#### PROVIDED TEXT:
Start

In the present disclosure, transmitting information to the terminal by the base station may be interchangeably interpreted as instructing the terminal to perform control/operation based on the information by the base station.

In the present disclosure, the terms “mobile station (MS)”, “user terminal”, “user equipment (UE)!”, and “terminal” may be used interchangeably.

A mobile station may be referred to as a “subscriber station”, “mobile unit”, “subscriber unit”, “wireless unit”, “remote unit”, “mobile device”, “wireless device”, “wireless communication device”, “remote device”, “mobile subscriber station”, “access terminal”, “mobile terminal”, “wireless terminal”, “remote terminal”, “handset”, “user agent”, “mobile client”, “client”, or some other appropriate terms in some cases.

At least one of a base station and a mobile station may be referred to as a “transmitting apparatus”, a “receiving apparatus”, a “radio communication apparatus” or the like. Note that at least one of a base station and a mobile station may be a device mounted on a moving object or a moving object itself, and so on.

The moving object is a movable object with any moving speed, and naturally, it also includes a moving object stopped. Examples of the moving object include a vehicle, a transport vehicle, an automobile, a motorcycle, a bicycle, a connected car, a loading shovel, a bulldozer, a wheel loader, a dump truck, a fork lift, a train, a bus, a trolley, a rickshaw, a ship and other watercraft, an airplane, a rocket, a satellite, a drone, a multicopter, a quadcopter, a balloon, and an object mounted on any of these, but these are not restrictive. The moving object may be a moving object that autonomously travels based on a direction for moving.

The moving object may be a vehicle (for example, a car, an airplane, and the like), may be a moving object which moves unmanned (for example, a drone, an automatic operation car, and the like), or may be a robot (a manned type or unmanned type). Note that at least one of a base station and a mobile station also includes an apparatus which does not necessarily move during communication operation. For example, at least one of a base station and a mobile station may be an Internet of Things (IoT) device such as a sensor.

FIG. 17 is a diagram to show an example of a vehicle according to one embodiment. A vehicle 40 includes a driving section 41, a steering section 42, an accelerator pedal 43, a brake pedal 44, a shift lever 45, right and left front wheels 46, right and left rear wheels 47, an axle 48, an electronic control section 49, various sensors (including a current sensor 50, a rotational speed sensor 51, a pneumatic sensor 52, a vehicle speed sensor 53, an acceleration sensor 54, an accelerator pedal sensor 55, a brake pedal sensor 56, a shift lever sensor 57, and an object detection sensor 58), an information service section 59, and a communication module 60.

End

#### DATA EXTRACT:
Start

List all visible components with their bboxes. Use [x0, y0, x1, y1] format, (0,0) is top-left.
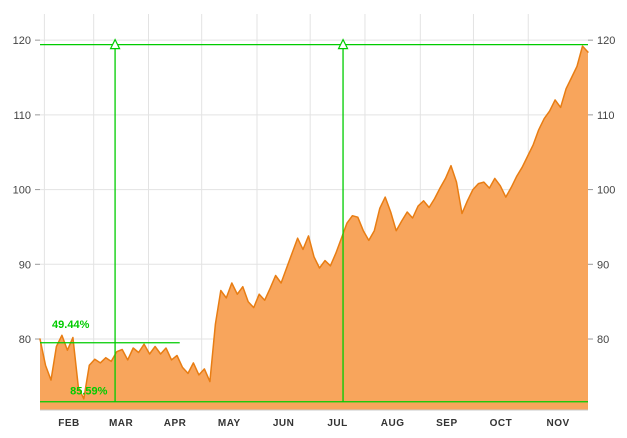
percent-change-label: 49.44%: [52, 319, 90, 331]
x-axis-month-label: FEB: [58, 418, 80, 429]
y-axis-label-right: 110: [597, 110, 615, 122]
y-axis-label-left: 100: [13, 185, 31, 197]
price-line: [39, 45, 589, 400]
x-axis-month-label: NOV: [547, 418, 570, 429]
x-axis-month-label: SEP: [436, 418, 458, 429]
triangle-marker-icon: [337, 38, 349, 50]
x-axis-month-label: MAR: [109, 418, 134, 429]
y-axis-label-right: 80: [597, 334, 609, 346]
x-axis-month-label: MAY: [218, 418, 241, 429]
x-axis-month-label: JUL: [327, 418, 347, 429]
x-axis-month-label: JUN: [273, 418, 295, 429]
y-axis-label-left: 110: [13, 110, 31, 122]
percent-change-label: 85.59%: [70, 385, 108, 397]
x-axis-month-label: APR: [164, 418, 187, 429]
y-axis-label-right: 120: [597, 35, 615, 47]
y-axis-label-right: 100: [597, 185, 615, 197]
y-axis-label-left: 120: [13, 35, 31, 47]
triangle-marker-icon: [109, 38, 121, 50]
x-axis-month-label: OCT: [490, 418, 513, 429]
x-axis-month-label: AUG: [381, 418, 405, 429]
y-axis-label-left: 90: [19, 259, 31, 271]
y-axis-label-right: 90: [597, 259, 609, 271]
price-area-fill: [40, 46, 588, 410]
y-axis-label-left: 80: [19, 334, 31, 346]
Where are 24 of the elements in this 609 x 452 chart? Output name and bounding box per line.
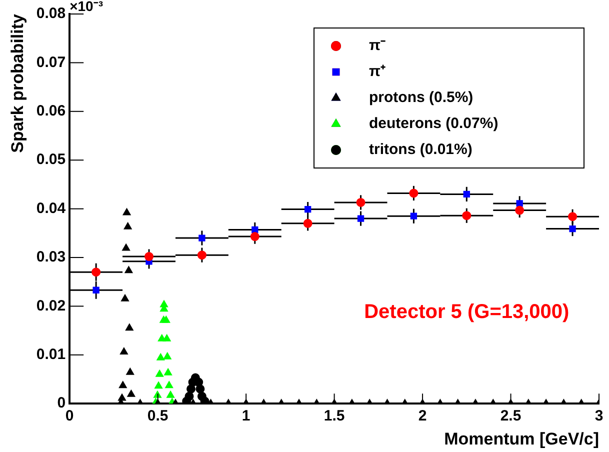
legend-label: π⁺ bbox=[369, 63, 386, 80]
legend-label: tritons (0.01%) bbox=[369, 141, 472, 158]
y-tick-label: 0.04 bbox=[36, 200, 66, 217]
x-tick-label: 2 bbox=[418, 408, 427, 425]
x-tick-label: 0.5 bbox=[147, 408, 168, 425]
legend-label: π⁻ bbox=[369, 37, 386, 54]
y-tick-label: 0.03 bbox=[36, 248, 66, 266]
y-tick-label: 0.02 bbox=[36, 297, 66, 314]
annotation: Detector 5 (G=13,000) bbox=[364, 300, 570, 323]
y-tick-label: 0.07 bbox=[36, 54, 66, 71]
x-axis-title: Momentum [GeV/c] bbox=[444, 429, 599, 448]
legend-label: protons (0.5%) bbox=[369, 89, 474, 106]
x-tick-label: 3 bbox=[594, 408, 604, 425]
y-tick-label: 0.05 bbox=[36, 151, 66, 168]
x-tick-label: 2.5 bbox=[500, 408, 522, 425]
y-axis-title: Spark probability bbox=[8, 13, 27, 153]
legend-label: deuterons (0.07%) bbox=[369, 115, 498, 132]
x-tick-label: 1.5 bbox=[324, 408, 345, 425]
y-tick-label: 0.08 bbox=[36, 5, 66, 22]
x-tick-label: 1 bbox=[242, 408, 250, 425]
y-tick-label: 0.06 bbox=[36, 102, 66, 120]
y-tick-label: 0 bbox=[57, 394, 66, 412]
text: ×10⁻³ bbox=[70, 0, 104, 14]
y-tick-label: 0.01 bbox=[36, 346, 66, 364]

End

#### TASK INSTRUCTIONS:
1. Answer these questions using the patent excerpt:
(a) Transmitting information to the terminal by the base station may be interpreted interchangeably with what?
(b) What type of Internet of Things device is given as an example of a base station or mobile station?
(c) What reference number does the communication module of vehicle 40 have?
2. Resume the patent excerpt after its final sentence, carrying on the description of vehicle 40.
The entries come from a different source than the patent excerpt.

#### EXPECTED OUTPUTS:
1.
(a) It may be interpreted as the base station instructing the terminal to perform control/operation based on the information.
(b) A sensor.
(c) 60.

2.
The driving section 41 includes, for example, at least one of an engine, a motor, and a hybrid of an engine and a motor. The steering section 42 includes at least a steering wheel (also referred to as a handle), and is configured to steer at least one of the front wheels 46 and the rear wheels 47, based on operation of the steering wheel operated by a user.

The electronic control section 49 includes a microprocessor 61, a memory (ROM, RAM) 62, and a communication port (for example, an input/output (IO) port) 63. The electronic control section 49 receives, as input, signals from the various sensors 50 to 58 provided in the vehicle. The electronic control section 49 may be referred to as an Electronic Control Unit (ECU).

Examples of the signals from the various sensors 50 to 58 include a current signal from the current sensor 50 for sensing current of a motor, a rotational speed signal of the front wheels 46/rear wheels 47 acquired by the rotational speed sensor 51, a pneumatic signal of the front wheels 46/rear wheels 47 acquired by the pneumatic sensor 52, a vehicle speed signal acquired by the vehicle speed sensor 53, an acceleration signal acquired by the acceleration sensor 54, a depressing amount signal of the accelerator pedal 43 acquired by the accelerator pedal sensor 55, a depressing amount signal of the brake pedal 44 acquired by the brake pedal sensor 56, an operation signal of the shift lever 45 acquired by the shift lever sensor 57, and a detection signal for detecting an obstruction, a vehicle, a pedestrian, and the like acquired by the object detection sensor 58.

The information service section 59 includes: various devices for providing (outputting) various pieces of information such as driving information, traffic information, and entertainment information, such as a car navigation system, an audio system, a speaker, a display, a television, and a radio; and one or more ECUs that control these devices. The information service section 59 provides various pieces of information/services (for example, multimedia information/multimedia service) to an occupant of the vehicle 40, using information acquired from an external apparatus via the communication module 60 and the like.

The information service section 59 may include an input device (for example, a keyboard, a mouse, a microphone, a switch, a button, a sensor, a touch panel, and the like) for receiving input from the outside, or may include an output device (for example, a display, a speaker, an LED lamp, a touch panel, and the like) for implementing output to the outside.

A driving assistance system section 64 includes: various devices for providing functions for preventing an accident and reducing a driver's driving load, such as a millimeter wave radar, Light Detection and Ranging (LiDAR), a camera, a positioning locator (for example, a Global Navigation Satellite System (GNSS) and the like), map information (for example, a high definition (HD) map, an autonomous vehicle (AV) map, and the like), a gyro system (for example, an inertial measurement apparatus (inertial measurement unit (IMU)), an inertial navigation apparatus (inertial navigation system (INS)), and the like), an artificial intelligence (AI) chip, and an AI processor; and one or more ECUs that control these devices. The driving assistance system section 64 transmits and receives various pieces of information via the communication module 60, and implements a driving assistance function or an autonomous driving function.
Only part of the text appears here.